## RECORDS PROVIDED
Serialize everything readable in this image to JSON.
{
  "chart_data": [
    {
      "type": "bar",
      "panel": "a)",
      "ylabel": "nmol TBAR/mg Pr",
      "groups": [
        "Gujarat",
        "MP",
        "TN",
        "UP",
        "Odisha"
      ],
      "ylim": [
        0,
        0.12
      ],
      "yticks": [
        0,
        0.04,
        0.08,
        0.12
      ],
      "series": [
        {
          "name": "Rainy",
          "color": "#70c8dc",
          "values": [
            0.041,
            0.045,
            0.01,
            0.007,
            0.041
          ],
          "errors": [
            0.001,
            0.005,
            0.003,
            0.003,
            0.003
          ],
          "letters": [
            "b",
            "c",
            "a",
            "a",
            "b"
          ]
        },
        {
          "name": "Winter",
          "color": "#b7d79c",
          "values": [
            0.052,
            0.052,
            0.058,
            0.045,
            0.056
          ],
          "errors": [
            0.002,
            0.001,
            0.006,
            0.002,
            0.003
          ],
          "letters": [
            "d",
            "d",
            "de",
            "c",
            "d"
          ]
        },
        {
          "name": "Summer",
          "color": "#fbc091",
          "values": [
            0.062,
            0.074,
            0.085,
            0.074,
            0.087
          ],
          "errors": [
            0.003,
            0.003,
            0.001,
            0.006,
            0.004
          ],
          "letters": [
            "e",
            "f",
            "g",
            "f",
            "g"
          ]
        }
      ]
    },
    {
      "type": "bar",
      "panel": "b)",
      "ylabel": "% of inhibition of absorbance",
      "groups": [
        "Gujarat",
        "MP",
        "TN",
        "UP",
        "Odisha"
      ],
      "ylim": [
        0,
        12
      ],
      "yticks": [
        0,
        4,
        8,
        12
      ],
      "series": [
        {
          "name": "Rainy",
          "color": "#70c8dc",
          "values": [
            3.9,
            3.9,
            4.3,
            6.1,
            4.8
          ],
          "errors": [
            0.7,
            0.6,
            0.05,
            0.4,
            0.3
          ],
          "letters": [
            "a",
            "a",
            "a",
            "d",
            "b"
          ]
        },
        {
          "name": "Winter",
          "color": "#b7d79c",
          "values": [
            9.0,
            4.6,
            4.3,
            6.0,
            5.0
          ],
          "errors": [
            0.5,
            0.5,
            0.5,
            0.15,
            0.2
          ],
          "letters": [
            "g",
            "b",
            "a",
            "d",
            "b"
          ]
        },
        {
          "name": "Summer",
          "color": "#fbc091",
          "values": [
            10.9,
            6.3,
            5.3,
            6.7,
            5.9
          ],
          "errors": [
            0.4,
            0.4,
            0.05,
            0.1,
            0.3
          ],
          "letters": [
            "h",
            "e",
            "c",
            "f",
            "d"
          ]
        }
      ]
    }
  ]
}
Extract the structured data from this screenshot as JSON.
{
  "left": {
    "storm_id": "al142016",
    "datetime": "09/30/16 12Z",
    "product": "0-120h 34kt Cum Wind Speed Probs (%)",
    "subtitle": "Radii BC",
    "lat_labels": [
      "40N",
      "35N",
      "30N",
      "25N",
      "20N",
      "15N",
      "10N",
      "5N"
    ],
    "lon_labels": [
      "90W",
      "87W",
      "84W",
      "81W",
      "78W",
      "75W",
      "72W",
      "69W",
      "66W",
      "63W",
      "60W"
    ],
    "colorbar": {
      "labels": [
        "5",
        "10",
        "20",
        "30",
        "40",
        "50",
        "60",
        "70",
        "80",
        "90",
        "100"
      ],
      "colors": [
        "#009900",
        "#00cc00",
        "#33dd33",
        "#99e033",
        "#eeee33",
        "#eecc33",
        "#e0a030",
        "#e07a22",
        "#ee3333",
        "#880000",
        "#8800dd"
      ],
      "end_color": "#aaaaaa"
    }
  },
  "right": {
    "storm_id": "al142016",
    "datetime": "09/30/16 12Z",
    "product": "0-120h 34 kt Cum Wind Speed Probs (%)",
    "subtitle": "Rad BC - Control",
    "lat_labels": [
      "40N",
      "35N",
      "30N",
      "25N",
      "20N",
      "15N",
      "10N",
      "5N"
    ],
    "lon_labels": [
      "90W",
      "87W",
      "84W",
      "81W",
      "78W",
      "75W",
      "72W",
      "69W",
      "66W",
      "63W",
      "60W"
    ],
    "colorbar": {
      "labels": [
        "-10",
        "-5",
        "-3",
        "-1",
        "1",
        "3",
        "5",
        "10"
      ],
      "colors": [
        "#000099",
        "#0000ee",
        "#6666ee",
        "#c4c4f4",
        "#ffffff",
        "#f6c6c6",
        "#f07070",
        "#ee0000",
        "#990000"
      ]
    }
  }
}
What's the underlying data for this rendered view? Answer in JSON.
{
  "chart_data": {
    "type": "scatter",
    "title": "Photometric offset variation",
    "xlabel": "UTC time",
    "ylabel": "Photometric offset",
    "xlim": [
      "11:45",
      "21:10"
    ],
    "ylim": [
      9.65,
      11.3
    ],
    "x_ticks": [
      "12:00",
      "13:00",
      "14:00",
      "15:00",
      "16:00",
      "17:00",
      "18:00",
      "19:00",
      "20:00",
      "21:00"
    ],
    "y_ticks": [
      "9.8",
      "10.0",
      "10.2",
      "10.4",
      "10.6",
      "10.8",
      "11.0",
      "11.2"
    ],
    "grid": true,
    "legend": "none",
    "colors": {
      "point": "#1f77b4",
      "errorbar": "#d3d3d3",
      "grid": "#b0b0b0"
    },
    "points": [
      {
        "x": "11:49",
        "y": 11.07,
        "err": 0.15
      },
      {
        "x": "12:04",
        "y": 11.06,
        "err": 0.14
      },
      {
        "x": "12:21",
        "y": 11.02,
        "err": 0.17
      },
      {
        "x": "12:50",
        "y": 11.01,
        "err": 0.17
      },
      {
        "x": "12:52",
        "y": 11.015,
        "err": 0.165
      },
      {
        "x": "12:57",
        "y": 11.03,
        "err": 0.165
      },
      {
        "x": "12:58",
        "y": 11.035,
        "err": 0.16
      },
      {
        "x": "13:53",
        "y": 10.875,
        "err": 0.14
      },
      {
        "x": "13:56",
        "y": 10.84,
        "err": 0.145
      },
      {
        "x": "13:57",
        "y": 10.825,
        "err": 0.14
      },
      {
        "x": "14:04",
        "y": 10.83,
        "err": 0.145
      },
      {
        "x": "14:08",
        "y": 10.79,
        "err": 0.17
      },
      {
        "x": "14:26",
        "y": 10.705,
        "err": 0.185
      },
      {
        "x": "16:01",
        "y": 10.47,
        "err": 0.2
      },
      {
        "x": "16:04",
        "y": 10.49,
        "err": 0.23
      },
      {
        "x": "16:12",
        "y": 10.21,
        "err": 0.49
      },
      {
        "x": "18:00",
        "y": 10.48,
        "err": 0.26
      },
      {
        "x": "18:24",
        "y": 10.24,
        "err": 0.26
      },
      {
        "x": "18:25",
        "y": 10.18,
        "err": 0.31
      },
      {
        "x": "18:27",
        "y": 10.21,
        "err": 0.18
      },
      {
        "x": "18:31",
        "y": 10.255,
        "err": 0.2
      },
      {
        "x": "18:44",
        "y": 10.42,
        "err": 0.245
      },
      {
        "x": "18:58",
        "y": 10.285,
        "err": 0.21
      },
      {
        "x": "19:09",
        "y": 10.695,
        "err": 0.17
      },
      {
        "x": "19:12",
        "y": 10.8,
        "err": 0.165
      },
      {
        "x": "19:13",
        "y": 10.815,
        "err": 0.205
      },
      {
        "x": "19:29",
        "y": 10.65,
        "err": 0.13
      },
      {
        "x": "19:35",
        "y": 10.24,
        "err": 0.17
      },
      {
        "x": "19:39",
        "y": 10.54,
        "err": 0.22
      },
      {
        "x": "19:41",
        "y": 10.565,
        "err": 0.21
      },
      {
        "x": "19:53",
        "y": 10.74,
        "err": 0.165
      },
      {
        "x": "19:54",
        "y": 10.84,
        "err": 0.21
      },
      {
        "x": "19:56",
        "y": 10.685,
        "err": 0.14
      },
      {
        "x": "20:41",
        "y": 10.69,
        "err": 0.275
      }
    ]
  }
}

## WHAT YOU HAVE TO DO
For the entries above, state how many lines contain the word "JSON". Provide the number by itself.

## FINAL RESULT
3